- Material for this task -

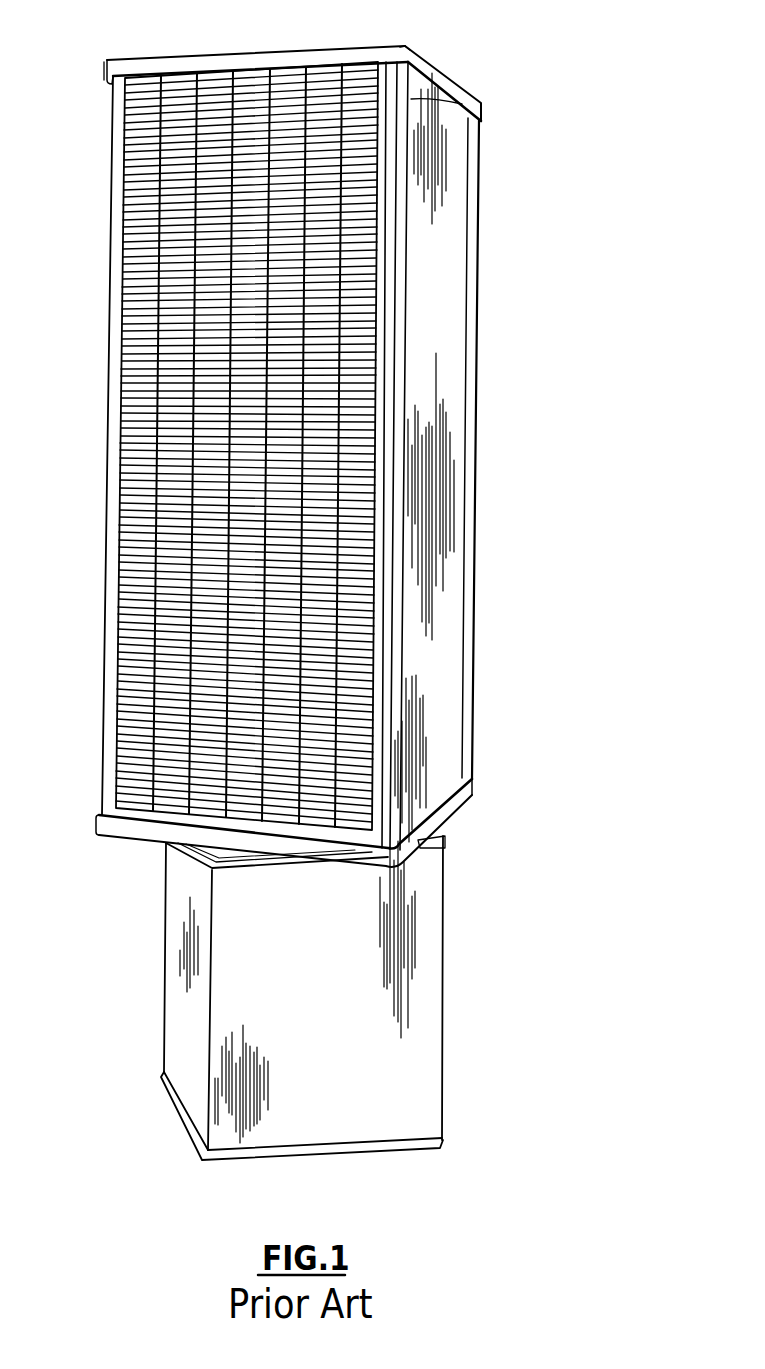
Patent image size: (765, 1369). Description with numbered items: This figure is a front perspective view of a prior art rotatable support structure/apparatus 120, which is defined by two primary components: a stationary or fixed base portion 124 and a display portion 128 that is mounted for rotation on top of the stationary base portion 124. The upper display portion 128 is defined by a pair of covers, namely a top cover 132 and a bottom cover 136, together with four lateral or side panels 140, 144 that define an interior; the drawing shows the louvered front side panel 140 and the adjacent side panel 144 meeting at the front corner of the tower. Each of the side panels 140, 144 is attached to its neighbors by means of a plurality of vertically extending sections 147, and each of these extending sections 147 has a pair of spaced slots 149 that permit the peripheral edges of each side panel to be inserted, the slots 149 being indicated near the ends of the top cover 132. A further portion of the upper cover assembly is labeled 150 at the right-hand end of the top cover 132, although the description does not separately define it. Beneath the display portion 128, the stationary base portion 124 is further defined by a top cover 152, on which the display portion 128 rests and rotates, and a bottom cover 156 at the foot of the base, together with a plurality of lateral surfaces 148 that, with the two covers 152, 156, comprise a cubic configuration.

The rotatable support structure/apparatus 120 is at (533, 320).
The stationary base portion 124 is at (425, 970).
The display portion 128 is at (462, 470).
The top cover 132 is at (438, 72).
The bottom cover 136 is at (463, 790).
The side panel 140 is at (128, 724).
The side panel 144 is at (455, 632).
The vertically extending section 147 is at (408, 212).
The lateral surface 148 is at (225, 975).
The spaced slot 149 is at (110, 62).
The top cap side portion 150 is at (466, 96).
The top cover 152 is at (457, 853).
The bottom cover 156 is at (407, 1146).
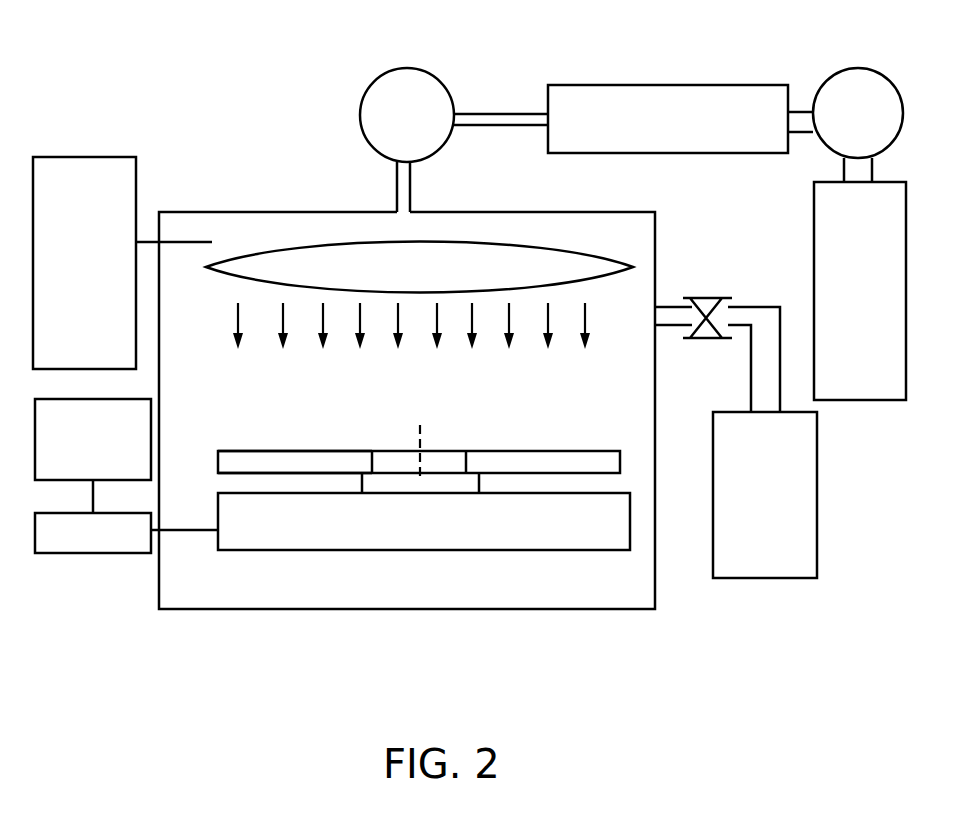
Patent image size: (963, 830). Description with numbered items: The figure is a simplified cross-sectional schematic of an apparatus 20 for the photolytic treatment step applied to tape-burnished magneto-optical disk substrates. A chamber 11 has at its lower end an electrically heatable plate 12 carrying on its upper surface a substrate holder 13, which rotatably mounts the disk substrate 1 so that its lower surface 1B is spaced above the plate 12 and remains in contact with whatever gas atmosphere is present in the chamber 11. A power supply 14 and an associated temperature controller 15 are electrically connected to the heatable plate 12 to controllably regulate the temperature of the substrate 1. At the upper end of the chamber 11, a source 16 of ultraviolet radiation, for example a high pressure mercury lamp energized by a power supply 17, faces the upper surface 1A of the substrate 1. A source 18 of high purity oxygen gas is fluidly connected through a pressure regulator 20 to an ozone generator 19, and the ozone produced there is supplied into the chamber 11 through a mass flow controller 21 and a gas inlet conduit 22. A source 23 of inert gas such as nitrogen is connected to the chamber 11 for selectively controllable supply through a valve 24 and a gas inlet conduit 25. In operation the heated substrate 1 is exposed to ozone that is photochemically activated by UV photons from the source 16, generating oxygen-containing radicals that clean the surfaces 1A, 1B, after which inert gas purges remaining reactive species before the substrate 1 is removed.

The disk substrate 1 is at (577, 462).
The upper surface 1A is at (232, 451).
The lower surface 1B is at (218, 476).
The chamber 11 is at (596, 616).
The electrically heatable plate 12 is at (446, 536).
The substrate holder 13 is at (399, 491).
The power supply 14 is at (74, 455).
The temperature controller 15 is at (75, 550).
The source of ultra-violet radiation 16 is at (389, 283).
The power supply 17 is at (71, 283).
The source of oxygen gas 18 is at (842, 303).
The ozone generator 19 is at (646, 132).
The pressure regulator 20 is at (860, 69).
The mass flow controller 21 is at (386, 88).
The gas inlet conduit 22 is at (397, 198).
The source of inert gas 23 is at (748, 517).
The valve 24 is at (716, 290).
The gas inlet conduit 25 is at (670, 294).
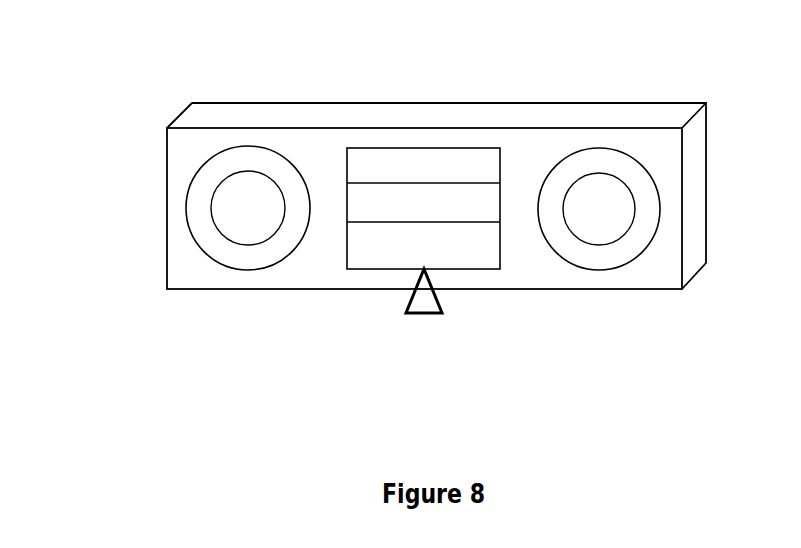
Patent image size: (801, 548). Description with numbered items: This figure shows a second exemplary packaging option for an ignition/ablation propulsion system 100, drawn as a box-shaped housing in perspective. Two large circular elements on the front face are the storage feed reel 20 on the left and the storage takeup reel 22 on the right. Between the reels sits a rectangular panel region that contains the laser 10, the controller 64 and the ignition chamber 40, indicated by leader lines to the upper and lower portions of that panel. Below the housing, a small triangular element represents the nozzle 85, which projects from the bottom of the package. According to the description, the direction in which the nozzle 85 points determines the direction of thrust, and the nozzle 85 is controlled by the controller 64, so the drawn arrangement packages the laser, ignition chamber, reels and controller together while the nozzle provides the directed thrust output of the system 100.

The ignition/ablation propulsion system 100 is at (423, 48).
The laser 10 is at (363, 198).
The storage feed reel 20 is at (215, 170).
The storage takeup reel 22 is at (628, 172).
The ignition chamber 40 is at (466, 256).
The controller 64 is at (478, 165).
The nozzle 85 is at (423, 313).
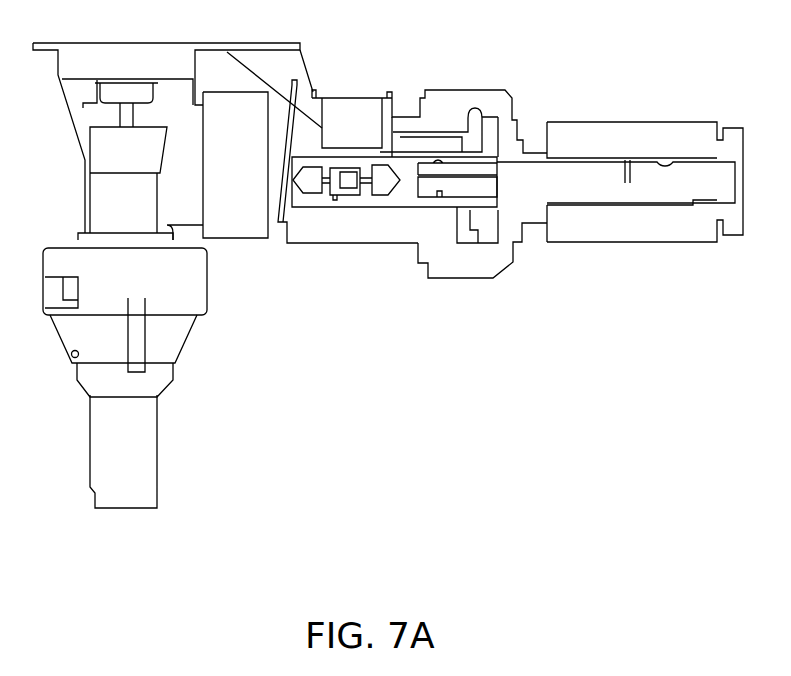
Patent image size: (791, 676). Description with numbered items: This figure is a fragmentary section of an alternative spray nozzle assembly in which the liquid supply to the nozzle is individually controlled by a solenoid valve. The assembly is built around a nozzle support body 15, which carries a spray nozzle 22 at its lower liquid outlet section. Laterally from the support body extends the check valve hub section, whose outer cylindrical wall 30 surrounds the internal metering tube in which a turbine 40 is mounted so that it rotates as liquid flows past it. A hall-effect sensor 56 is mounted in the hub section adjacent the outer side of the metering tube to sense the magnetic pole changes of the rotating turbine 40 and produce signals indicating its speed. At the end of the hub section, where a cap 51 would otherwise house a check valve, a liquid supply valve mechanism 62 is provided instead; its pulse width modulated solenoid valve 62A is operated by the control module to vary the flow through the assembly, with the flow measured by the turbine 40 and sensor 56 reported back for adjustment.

The nozzle support body 15 is at (83, 152).
The spray nozzle 22 is at (58, 330).
The outer cylindrical wall 30 is at (278, 228).
The turbine 40 is at (347, 167).
The cap 51 is at (473, 88).
The hall-effect sensor 56 is at (338, 120).
The liquid supply valve mechanism 62 is at (688, 120).
The pulse width modulated solenoid valve 62A is at (600, 175).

- What you will do -
Starting with the line that contains "Patent image size: (791, 676)." and going on through the line that contains "The outer cylindrical", give those records as a two-column CSV with the columns input and output. Put one row per record with its text and its answer, each in a single quoted field with line breaks replaced by spaces.

- Answer to this task -
input,output
"Patent image size: (791, 676). Description with numbered items: This figure is a fragmentary section of an alternative spray nozzle assembly in which the liquid supply to the nozzle is individually controlled by a solenoid valve. The assembly is built around a nozzle support body 15, which carries a spray nozzle 22 at its lower liquid outlet section. Laterally from the support body extends the check valve hub section, whose outer cylindrical wall 30 surrounds the internal metering tube in which a turbine 40 is mounted so that it rotates as liquid flows past it. A hall-effect sensor 56 is mounted in the hub section adjacent the outer side of the metering tube to sense the magnetic pole changes of the rotating turbine 40 and produce signals indicating its speed. At the end of the hub section, where a cap 51 would otherwise house a check valve, a liquid supply valve mechanism 62 is provided instead; its pulse width modulated solenoid valve 62A is operated by the control module to vary the flow through the assembly, with the flow measured by the turbine 40 and sensor 56 reported back for adjustment.","The nozzle support body 15 is at (83, 152). The spray nozzle 22 is at (58, 330). The outer cylindrical wall 30 is at (278, 228)."